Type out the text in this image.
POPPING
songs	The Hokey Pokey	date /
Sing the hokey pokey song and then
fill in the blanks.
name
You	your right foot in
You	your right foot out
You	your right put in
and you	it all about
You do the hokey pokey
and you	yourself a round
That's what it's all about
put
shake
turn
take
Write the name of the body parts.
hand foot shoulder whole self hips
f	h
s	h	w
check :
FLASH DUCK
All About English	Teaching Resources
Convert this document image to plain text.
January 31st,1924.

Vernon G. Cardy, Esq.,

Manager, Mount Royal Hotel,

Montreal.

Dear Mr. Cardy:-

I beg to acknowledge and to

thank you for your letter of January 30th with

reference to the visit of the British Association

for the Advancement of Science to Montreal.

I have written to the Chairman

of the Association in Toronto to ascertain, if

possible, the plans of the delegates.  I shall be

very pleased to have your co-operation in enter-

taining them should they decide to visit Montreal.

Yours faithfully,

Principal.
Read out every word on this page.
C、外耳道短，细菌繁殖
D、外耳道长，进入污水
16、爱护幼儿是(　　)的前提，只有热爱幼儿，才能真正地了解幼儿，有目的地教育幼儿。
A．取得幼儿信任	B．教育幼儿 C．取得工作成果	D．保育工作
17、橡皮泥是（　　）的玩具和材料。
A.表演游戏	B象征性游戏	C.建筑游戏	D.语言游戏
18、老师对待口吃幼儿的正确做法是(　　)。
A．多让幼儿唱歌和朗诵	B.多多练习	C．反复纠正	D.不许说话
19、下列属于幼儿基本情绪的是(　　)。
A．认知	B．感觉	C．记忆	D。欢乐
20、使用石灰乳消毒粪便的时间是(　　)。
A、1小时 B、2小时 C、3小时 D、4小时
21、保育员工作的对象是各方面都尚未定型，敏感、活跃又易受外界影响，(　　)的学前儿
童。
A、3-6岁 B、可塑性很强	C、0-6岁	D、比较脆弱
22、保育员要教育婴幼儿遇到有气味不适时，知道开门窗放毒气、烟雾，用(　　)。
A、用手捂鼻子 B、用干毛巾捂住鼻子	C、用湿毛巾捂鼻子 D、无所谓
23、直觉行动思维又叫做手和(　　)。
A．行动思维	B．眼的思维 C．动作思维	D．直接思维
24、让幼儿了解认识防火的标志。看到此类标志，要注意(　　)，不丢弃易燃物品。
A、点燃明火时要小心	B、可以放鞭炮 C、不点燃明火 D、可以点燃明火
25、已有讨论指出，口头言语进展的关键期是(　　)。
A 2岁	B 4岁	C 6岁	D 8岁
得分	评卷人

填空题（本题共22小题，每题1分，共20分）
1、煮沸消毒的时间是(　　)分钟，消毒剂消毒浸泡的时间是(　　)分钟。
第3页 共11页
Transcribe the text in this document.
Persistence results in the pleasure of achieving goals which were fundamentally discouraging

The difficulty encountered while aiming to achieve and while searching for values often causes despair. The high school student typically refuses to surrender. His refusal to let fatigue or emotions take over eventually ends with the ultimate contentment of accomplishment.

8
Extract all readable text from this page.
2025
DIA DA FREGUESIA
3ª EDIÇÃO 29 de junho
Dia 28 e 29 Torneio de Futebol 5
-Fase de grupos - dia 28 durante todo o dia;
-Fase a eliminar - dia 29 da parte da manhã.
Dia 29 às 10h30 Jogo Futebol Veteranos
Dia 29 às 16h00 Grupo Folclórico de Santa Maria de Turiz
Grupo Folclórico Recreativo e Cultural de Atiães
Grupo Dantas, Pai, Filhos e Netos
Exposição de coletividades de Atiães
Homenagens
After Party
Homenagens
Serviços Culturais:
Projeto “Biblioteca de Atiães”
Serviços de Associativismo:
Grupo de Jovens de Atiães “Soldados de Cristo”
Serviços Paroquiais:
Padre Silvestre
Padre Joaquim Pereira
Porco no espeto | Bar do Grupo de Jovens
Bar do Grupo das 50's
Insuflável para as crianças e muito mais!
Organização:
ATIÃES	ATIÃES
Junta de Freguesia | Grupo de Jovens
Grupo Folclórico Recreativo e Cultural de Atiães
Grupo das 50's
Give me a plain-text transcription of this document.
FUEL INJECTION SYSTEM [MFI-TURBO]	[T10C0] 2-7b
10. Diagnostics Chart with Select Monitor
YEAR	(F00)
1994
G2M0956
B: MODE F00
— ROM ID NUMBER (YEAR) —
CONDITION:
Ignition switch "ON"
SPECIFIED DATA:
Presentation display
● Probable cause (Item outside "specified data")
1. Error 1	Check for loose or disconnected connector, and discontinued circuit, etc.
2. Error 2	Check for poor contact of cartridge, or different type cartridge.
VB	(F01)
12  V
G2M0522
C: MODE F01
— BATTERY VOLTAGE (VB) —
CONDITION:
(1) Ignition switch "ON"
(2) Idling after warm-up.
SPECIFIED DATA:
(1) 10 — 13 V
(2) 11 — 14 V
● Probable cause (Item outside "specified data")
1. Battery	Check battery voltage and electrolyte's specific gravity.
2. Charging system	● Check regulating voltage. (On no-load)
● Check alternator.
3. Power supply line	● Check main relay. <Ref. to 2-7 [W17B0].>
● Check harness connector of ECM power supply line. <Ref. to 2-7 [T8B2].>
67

************

Directions for this task:
Repeat exactly the lines above, starting with the line that contains "Give me a plain-text" and ending with the last line, both included, and nothing else.

Final result:
Give me a plain-text transcription of this document.
FUEL INJECTION SYSTEM [MFI-TURBO]	[T10C0] 2-7b
10. Diagnostics Chart with Select Monitor
YEAR	(F00)
1994
G2M0956
B: MODE F00
— ROM ID NUMBER (YEAR) —
CONDITION:
Ignition switch "ON"
SPECIFIED DATA:
Presentation display
● Probable cause (Item outside "specified data")
1. Error 1	Check for loose or disconnected connector, and discontinued circuit, etc.
2. Error 2	Check for poor contact of cartridge, or different type cartridge.
VB	(F01)
12  V
G2M0522
C: MODE F01
— BATTERY VOLTAGE (VB) —
CONDITION:
(1) Ignition switch "ON"
(2) Idling after warm-up.
SPECIFIED DATA:
(1) 10 — 13 V
(2) 11 — 14 V
● Probable cause (Item outside "specified data")
1. Battery	Check battery voltage and electrolyte's specific gravity.
2. Charging system	● Check regulating voltage. (On no-load)
● Check alternator.
3. Power supply line	● Check main relay. <Ref. to 2-7 [W17B0].>
● Check harness connector of ECM power supply line. <Ref. to 2-7 [T8B2].>
67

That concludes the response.